- **Set exercise**:
How many lines of these records hold the string "spread"? Reply with the number alone.

::::::

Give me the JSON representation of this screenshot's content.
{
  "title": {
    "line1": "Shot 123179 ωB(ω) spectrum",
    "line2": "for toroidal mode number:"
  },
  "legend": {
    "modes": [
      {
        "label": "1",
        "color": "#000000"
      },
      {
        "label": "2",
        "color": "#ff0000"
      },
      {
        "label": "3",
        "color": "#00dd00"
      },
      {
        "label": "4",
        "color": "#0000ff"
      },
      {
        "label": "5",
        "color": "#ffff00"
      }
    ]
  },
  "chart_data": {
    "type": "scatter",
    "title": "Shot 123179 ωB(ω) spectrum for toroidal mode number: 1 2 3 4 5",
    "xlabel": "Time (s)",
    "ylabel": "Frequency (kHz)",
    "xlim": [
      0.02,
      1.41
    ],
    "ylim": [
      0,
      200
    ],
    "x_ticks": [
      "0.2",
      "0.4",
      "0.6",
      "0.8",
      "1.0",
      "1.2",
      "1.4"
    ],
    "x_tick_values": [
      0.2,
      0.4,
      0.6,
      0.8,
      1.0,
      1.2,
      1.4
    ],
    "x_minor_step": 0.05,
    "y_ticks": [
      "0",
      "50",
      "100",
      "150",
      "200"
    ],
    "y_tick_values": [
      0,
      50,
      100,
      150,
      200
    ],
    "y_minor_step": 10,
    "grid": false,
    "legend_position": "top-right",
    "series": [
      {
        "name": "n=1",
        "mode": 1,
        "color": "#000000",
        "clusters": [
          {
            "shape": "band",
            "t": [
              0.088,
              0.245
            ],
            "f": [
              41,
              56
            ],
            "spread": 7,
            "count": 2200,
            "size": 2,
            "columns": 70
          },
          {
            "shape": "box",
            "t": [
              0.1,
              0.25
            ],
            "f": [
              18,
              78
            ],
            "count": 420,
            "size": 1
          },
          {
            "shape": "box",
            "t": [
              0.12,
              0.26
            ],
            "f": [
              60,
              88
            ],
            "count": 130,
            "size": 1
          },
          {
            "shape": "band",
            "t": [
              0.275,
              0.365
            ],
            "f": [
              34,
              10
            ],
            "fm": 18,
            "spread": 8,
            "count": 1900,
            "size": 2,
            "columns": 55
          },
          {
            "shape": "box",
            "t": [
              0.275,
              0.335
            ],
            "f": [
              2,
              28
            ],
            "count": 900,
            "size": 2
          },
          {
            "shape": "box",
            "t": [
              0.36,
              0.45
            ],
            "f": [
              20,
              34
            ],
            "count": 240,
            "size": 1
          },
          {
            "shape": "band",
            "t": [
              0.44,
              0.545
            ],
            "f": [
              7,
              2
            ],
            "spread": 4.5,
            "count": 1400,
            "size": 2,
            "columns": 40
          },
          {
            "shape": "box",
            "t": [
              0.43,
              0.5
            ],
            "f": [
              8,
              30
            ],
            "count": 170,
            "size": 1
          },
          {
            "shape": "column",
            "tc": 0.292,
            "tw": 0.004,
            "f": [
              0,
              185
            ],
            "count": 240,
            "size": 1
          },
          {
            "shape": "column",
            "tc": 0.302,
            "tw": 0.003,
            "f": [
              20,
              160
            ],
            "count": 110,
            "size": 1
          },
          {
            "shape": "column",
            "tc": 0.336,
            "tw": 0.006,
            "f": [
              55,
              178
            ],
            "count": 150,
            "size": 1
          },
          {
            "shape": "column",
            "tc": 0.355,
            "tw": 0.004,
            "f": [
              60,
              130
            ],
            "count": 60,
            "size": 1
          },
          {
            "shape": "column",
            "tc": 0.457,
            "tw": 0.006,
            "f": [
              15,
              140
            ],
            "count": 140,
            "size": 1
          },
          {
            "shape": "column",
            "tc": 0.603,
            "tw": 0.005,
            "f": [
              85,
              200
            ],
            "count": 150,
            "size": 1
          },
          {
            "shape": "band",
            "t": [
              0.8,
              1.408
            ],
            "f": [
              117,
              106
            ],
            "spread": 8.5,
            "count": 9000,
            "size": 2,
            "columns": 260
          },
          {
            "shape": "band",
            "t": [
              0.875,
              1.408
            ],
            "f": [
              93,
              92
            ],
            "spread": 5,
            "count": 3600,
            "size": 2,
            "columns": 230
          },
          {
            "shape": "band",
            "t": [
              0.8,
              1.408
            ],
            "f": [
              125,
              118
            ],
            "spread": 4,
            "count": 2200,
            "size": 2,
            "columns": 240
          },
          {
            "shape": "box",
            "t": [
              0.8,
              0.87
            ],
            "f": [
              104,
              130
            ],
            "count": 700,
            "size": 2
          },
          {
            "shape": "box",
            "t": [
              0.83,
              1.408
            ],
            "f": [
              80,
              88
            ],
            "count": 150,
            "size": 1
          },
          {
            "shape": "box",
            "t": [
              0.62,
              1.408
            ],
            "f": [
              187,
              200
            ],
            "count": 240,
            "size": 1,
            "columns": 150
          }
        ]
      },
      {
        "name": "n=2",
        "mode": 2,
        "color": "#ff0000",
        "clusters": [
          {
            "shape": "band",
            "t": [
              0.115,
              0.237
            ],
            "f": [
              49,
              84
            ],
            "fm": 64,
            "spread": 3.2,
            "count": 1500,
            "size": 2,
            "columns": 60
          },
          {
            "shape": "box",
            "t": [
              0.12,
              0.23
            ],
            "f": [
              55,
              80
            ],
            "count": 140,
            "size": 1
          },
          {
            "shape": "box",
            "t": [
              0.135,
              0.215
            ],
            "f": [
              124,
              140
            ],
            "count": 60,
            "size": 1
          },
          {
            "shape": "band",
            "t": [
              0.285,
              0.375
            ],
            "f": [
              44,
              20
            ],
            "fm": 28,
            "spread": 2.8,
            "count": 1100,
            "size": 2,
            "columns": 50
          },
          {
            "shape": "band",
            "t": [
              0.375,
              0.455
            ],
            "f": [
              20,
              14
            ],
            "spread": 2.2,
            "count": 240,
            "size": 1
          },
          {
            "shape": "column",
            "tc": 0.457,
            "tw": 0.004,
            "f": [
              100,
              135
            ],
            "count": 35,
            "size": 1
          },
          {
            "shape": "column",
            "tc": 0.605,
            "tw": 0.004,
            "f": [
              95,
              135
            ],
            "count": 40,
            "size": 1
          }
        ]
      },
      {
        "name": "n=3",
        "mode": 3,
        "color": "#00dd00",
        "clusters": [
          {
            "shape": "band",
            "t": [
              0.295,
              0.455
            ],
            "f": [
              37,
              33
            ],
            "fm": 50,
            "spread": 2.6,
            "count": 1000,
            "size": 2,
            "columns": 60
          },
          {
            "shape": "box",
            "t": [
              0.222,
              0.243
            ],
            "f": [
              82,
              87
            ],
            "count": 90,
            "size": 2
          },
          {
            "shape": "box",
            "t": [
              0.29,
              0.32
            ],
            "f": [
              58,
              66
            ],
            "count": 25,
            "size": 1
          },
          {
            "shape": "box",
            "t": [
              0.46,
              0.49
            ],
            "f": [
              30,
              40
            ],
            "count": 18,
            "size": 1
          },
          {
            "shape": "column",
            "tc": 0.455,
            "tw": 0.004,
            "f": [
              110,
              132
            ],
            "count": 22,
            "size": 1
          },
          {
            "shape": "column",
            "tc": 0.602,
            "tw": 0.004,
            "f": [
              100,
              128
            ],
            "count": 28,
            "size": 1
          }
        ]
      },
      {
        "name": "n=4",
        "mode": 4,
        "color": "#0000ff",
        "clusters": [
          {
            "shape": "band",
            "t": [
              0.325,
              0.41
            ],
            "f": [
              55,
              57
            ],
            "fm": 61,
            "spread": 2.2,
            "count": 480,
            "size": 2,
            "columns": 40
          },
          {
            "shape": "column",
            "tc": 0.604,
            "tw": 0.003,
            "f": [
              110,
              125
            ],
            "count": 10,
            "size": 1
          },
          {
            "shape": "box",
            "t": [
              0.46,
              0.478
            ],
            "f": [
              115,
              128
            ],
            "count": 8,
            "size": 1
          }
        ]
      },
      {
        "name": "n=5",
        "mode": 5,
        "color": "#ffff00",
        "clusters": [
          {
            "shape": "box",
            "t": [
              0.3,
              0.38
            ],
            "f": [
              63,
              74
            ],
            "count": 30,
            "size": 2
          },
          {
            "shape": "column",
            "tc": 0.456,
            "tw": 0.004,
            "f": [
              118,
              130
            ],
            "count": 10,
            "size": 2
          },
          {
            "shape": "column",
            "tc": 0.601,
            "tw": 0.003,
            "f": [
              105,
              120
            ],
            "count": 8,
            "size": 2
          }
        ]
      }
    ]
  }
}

::::::

- **Result of the task**:
11